---------- AVAILABLE RECORDS

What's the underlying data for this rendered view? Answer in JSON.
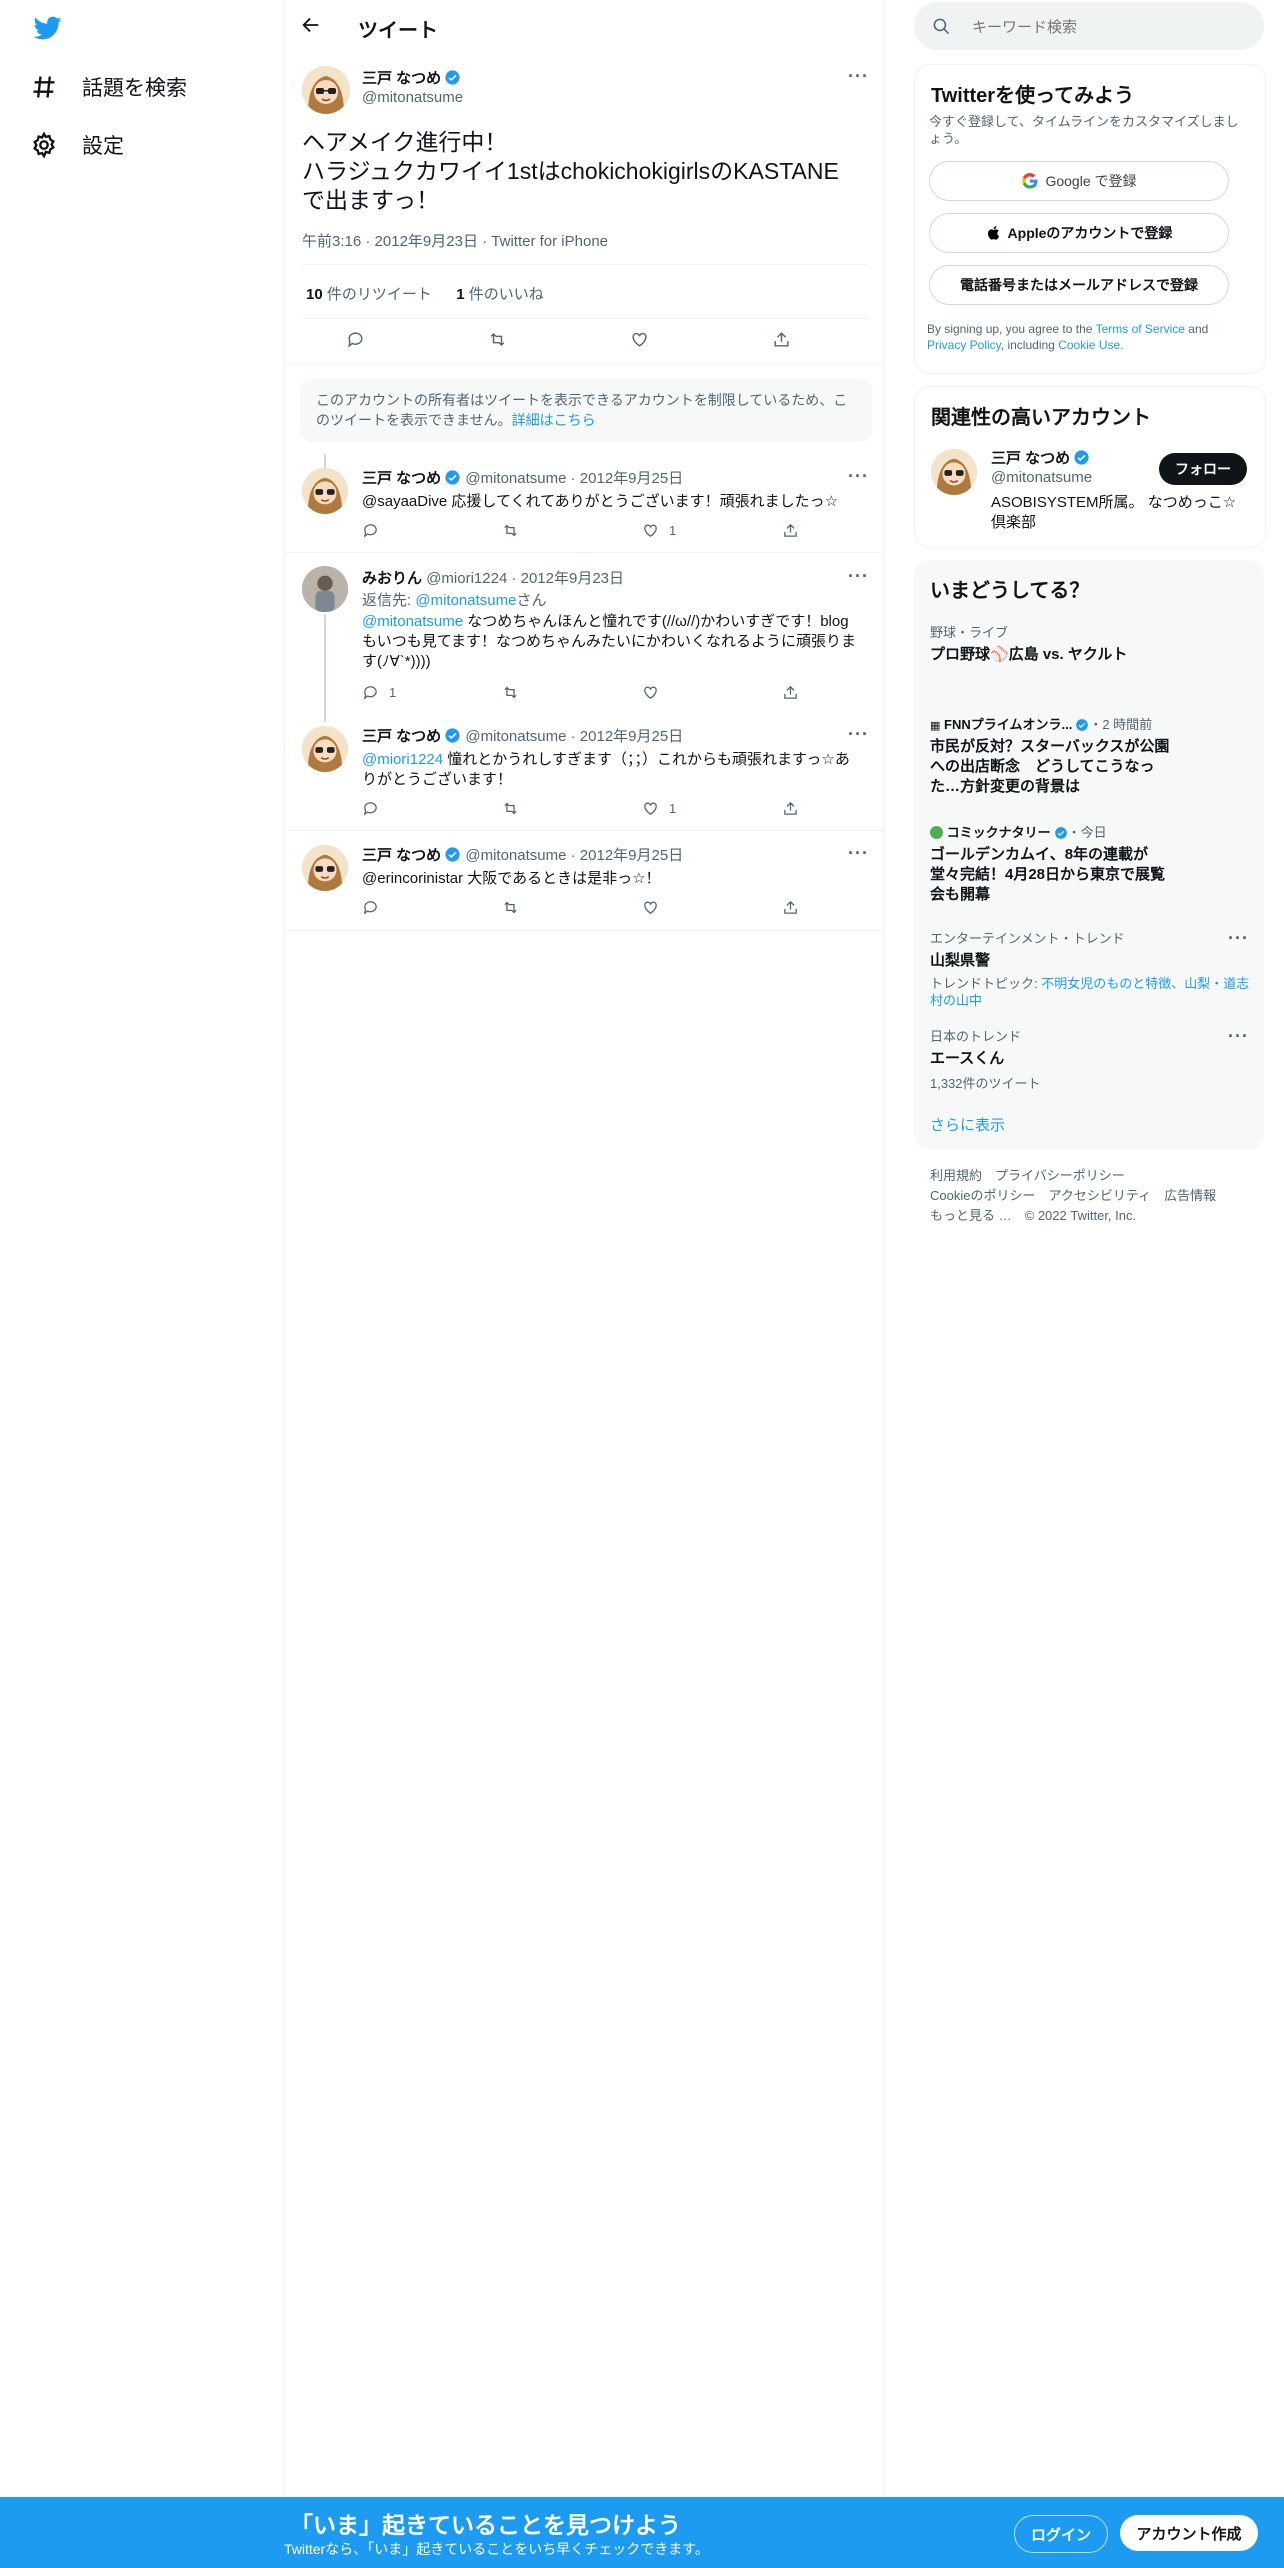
{
  "nav": {
    "explore_label": "話題を検索",
    "settings_label": "設定"
  },
  "header": {
    "title": "ツイート"
  },
  "tweet": {
    "author_name": "三戸 なつめ",
    "author_handle": "@mitonatsume",
    "text_line1": "ヘアメイク進行中！",
    "text_line2": "ハラジュクカワイイ1stはchokichokigirlsのKASTANE",
    "text_line3": "で出ますっ！",
    "time": "午前3:16",
    "date": "2012年9月23日",
    "source": "Twitter for iPhone",
    "retweet_count": "10",
    "retweet_label": "件のリツイート",
    "like_count": "1",
    "like_label": "件のいいね"
  },
  "restricted_notice": {
    "text": "このアカウントの所有者はツイートを表示できるアカウントを制限しているため、このツイートを表示できません。",
    "link": "詳細はこちら"
  },
  "replies": [
    {
      "name": "三戸 なつめ",
      "handle": "@mitonatsume",
      "date": "2012年9月25日",
      "body": "@sayaaDive 応援してくれてありがとうございます！頑張れましたっ☆",
      "reply_count": "",
      "like_count": "1"
    },
    {
      "name": "みおりん",
      "handle": "@miori1224",
      "date": "2012年9月23日",
      "replying_to_label": "返信先:",
      "replying_to": "@mitonatsume",
      "replying_to_suffix": "さん",
      "mention": "@mitonatsume",
      "body": "なつめちゃんほんと憧れです(//ω//)かわいすぎです！blogもいつも見てます！なつめちゃんみたいにかわいくなれるように頑張ります(ﾉ∀`*))))",
      "reply_count": "1",
      "like_count": ""
    },
    {
      "name": "三戸 なつめ",
      "handle": "@mitonatsume",
      "date": "2012年9月25日",
      "mention": "@miori1224",
      "body": "憧れとかうれしすぎます（；；）これからも頑張れますっ☆ありがとうございます！",
      "reply_count": "",
      "like_count": "1"
    },
    {
      "name": "三戸 なつめ",
      "handle": "@mitonatsume",
      "date": "2012年9月25日",
      "body": "@erincorinistar 大阪であるときは是非っ☆！",
      "reply_count": "",
      "like_count": ""
    }
  ],
  "search": {
    "placeholder": "キーワード検索"
  },
  "signup": {
    "title": "Twitterを使ってみよう",
    "subtitle": "今すぐ登録して、タイムラインをカスタマイズしましょう。",
    "google_btn": "Google で登録",
    "apple_btn": "Appleのアカウントで登録",
    "email_btn": "電話番号またはメールアドレスで登録",
    "terms_prefix": "By signing up, you agree to the",
    "terms_link": "Terms of Service",
    "terms_and": "and",
    "privacy_link": "Privacy Policy",
    "terms_including": ", including",
    "cookie_link": "Cookie Use."
  },
  "related": {
    "title": "関連性の高いアカウント",
    "name": "三戸 なつめ",
    "handle": "@mitonatsume",
    "follow_btn": "フォロー",
    "bio": "ASOBISYSTEM所属。 なつめっこ☆倶楽部"
  },
  "trends": {
    "title": "いまどうしてる？",
    "items": [
      {
        "category": "野球・ライブ",
        "title": "プロ野球⚾広島 vs. ヤクルト"
      },
      {
        "category": "FNNプライムオンラ...",
        "meta": "・2 時間前",
        "title": "市民が反対？スターバックスが公園への出店断念　どうしてこうなった…方針変更の背景は"
      },
      {
        "category": "コミックナタリー",
        "meta": "・今日",
        "title": "ゴールデンカムイ、8年の連載が堂々完結！4月28日から東京で展覧会も開幕"
      },
      {
        "category": "エンターテインメント・トレンド",
        "title": "山梨県警",
        "topic_label": "トレンドトピック:",
        "topic": "不明女児のものと特徴、山梨・道志村の山中"
      },
      {
        "category": "日本のトレンド",
        "title": "エースくん",
        "count": "1,332件のツイート"
      }
    ],
    "more": "さらに表示"
  },
  "footer": {
    "terms": "利用規約",
    "privacy": "プライバシーポリシー",
    "cookie": "Cookieのポリシー",
    "accessibility": "アクセシビリティ",
    "ads": "広告情報",
    "more": "もっと見る …",
    "copyright": "© 2022 Twitter, Inc."
  },
  "bottombar": {
    "title": "「いま」起きていることを見つけよう",
    "subtitle": "Twitterなら、「いま」起きていることをいち早くチェックできます。",
    "login": "ログイン",
    "signup": "アカウント作成"
  },
  "colors": {
    "accent": "#1d9bf0",
    "text": "#0f1419",
    "muted": "#536471"
  }
}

--------------------

— WHAT THE TASK ASKS —
Determine the number of lines containing "category". Write only that number.

— RESULT FOR THIS EXERCISE —
5